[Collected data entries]
##############################

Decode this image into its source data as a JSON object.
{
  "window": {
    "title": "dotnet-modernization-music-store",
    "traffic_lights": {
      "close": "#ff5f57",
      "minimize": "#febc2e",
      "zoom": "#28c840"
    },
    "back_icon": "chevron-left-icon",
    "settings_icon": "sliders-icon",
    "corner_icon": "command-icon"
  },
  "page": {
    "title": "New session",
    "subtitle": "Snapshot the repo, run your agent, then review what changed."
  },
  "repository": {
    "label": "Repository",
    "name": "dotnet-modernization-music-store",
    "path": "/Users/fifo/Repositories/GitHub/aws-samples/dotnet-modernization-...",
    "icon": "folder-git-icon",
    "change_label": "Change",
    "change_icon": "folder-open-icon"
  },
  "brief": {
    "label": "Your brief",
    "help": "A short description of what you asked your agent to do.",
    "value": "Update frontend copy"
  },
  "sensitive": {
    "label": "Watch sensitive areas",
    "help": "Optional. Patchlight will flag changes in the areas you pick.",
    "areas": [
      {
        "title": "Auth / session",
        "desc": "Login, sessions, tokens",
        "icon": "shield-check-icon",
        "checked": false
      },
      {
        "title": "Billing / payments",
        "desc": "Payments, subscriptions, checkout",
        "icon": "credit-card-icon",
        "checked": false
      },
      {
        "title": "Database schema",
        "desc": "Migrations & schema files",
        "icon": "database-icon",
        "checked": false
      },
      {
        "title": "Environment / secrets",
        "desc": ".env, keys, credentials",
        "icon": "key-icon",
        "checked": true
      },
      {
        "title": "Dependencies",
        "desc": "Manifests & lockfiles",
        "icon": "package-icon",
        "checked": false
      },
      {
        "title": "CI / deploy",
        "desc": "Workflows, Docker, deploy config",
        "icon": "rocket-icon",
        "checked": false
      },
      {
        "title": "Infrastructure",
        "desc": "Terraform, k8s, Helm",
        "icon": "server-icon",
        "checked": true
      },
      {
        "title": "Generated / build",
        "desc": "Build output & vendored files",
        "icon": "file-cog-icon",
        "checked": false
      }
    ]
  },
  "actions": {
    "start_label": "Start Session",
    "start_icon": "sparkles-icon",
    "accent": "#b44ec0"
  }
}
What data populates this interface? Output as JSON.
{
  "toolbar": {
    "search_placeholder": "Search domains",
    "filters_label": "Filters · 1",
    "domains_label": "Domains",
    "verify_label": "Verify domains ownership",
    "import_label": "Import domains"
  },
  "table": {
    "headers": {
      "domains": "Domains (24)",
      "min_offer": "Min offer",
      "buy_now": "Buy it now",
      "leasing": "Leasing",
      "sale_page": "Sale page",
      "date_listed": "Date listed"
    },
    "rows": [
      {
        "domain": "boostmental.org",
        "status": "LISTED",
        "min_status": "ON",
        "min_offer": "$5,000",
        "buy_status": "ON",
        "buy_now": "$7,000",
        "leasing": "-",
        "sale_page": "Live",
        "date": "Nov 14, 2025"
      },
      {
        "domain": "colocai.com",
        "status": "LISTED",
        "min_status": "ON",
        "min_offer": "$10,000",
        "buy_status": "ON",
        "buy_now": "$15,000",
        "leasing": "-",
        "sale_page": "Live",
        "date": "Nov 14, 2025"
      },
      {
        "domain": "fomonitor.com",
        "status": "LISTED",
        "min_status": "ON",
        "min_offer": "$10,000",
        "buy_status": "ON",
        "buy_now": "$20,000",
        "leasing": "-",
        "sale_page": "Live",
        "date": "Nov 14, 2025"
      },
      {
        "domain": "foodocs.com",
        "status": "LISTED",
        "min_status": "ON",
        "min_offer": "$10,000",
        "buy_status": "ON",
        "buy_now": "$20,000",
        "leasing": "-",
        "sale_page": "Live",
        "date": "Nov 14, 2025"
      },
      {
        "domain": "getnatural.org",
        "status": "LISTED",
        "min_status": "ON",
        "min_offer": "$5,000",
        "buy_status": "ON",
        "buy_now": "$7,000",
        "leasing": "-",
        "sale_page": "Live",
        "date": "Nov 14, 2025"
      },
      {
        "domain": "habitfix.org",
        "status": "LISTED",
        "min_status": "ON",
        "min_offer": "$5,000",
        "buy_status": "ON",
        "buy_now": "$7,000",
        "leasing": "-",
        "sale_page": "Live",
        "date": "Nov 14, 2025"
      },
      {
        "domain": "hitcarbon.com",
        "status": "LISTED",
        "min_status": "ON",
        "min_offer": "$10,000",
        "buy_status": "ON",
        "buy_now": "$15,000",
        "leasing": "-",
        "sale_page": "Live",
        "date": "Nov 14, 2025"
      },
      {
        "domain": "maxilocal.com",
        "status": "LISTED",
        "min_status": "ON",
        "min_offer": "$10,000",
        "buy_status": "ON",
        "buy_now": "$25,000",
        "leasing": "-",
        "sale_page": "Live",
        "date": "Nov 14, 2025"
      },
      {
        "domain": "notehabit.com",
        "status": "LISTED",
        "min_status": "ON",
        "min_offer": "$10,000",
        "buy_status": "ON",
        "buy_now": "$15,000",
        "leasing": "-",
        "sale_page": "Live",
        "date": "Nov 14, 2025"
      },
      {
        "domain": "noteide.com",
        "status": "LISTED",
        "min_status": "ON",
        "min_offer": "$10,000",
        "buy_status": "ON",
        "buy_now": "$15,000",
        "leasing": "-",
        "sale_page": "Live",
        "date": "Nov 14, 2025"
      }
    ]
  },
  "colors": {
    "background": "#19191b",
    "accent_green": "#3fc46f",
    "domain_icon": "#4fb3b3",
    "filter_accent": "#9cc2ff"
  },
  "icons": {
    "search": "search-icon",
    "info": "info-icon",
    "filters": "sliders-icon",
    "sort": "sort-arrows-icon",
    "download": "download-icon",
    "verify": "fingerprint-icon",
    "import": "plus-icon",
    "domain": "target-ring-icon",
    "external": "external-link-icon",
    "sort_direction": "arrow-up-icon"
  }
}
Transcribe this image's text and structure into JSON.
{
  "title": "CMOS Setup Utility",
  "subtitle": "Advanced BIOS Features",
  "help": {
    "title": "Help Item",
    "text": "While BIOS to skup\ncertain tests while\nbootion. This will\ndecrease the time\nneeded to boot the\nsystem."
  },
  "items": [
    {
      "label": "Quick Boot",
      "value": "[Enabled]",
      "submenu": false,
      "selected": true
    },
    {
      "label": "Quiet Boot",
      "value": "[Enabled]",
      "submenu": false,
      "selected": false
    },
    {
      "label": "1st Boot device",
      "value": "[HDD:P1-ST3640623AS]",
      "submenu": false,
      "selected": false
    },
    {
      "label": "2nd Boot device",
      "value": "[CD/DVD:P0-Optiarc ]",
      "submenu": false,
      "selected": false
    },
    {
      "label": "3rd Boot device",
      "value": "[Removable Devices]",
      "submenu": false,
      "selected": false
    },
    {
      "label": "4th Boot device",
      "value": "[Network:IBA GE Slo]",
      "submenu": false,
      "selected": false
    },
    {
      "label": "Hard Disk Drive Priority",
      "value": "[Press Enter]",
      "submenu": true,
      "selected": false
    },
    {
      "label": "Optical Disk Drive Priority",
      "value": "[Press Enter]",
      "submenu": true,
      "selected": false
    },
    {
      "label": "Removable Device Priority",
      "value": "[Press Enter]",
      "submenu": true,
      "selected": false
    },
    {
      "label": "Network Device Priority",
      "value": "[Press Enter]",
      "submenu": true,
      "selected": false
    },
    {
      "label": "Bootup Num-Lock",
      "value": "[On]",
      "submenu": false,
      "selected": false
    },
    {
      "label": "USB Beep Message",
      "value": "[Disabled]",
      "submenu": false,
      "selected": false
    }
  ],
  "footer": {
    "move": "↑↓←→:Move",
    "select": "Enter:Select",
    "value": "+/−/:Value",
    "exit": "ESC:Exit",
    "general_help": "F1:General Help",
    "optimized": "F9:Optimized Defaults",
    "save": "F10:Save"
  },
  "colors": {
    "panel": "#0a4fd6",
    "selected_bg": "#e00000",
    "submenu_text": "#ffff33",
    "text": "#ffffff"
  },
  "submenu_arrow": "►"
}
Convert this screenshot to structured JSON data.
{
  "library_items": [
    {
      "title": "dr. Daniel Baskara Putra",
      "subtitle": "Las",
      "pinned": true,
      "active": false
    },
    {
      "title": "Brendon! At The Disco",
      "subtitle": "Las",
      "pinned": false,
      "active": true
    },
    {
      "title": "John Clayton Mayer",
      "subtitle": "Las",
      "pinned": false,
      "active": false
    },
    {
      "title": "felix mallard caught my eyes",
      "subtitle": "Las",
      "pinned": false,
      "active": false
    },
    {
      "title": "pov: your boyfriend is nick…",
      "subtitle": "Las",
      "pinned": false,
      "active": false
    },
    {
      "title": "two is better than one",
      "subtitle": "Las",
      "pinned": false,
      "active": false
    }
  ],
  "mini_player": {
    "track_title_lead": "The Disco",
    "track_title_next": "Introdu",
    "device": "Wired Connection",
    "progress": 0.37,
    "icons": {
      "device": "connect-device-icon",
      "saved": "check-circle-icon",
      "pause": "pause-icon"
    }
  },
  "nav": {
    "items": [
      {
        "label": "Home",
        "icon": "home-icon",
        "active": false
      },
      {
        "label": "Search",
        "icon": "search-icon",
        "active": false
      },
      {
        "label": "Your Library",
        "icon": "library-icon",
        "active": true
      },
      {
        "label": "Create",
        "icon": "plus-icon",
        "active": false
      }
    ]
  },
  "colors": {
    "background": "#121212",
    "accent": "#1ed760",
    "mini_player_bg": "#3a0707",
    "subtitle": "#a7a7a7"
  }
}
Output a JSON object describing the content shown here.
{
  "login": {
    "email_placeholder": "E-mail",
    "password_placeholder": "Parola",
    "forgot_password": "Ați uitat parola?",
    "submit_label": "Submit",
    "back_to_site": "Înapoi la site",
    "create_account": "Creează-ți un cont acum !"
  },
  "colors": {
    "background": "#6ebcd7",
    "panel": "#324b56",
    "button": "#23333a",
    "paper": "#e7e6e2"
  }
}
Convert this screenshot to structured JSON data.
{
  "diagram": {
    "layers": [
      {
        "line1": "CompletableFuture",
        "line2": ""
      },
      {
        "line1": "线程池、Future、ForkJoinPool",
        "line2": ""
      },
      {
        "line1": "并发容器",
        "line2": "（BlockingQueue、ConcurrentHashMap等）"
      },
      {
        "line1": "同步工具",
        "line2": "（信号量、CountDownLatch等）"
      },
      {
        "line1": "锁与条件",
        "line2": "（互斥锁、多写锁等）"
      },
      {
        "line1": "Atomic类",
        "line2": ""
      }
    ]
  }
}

##############################

● Directive: All lines from the one containing "Output a JSON" through the final line of the listing above are to be reproduced exactly; include both and add nothing.

● Solution to this task:
Output a JSON object describing the content shown here.
{
  "login": {
    "email_placeholder": "E-mail",
    "password_placeholder": "Parola",
    "forgot_password": "Ați uitat parola?",
    "submit_label": "Submit",
    "back_to_site": "Înapoi la site",
    "create_account": "Creează-ți un cont acum !"
  },
  "colors": {
    "background": "#6ebcd7",
    "panel": "#324b56",
    "button": "#23333a",
    "paper": "#e7e6e2"
  }
}
Convert this screenshot to structured JSON data.
{
  "diagram": {
    "layers": [
      {
        "line1": "CompletableFuture",
        "line2": ""
      },
      {
        "line1": "线程池、Future、ForkJoinPool",
        "line2": ""
      },
      {
        "line1": "并发容器",
        "line2": "（BlockingQueue、ConcurrentHashMap等）"
      },
      {
        "line1": "同步工具",
        "line2": "（信号量、CountDownLatch等）"
      },
      {
        "line1": "锁与条件",
        "line2": "（互斥锁、多写锁等）"
      },
      {
        "line1": "Atomic类",
        "line2": ""
      }
    ]
  }
}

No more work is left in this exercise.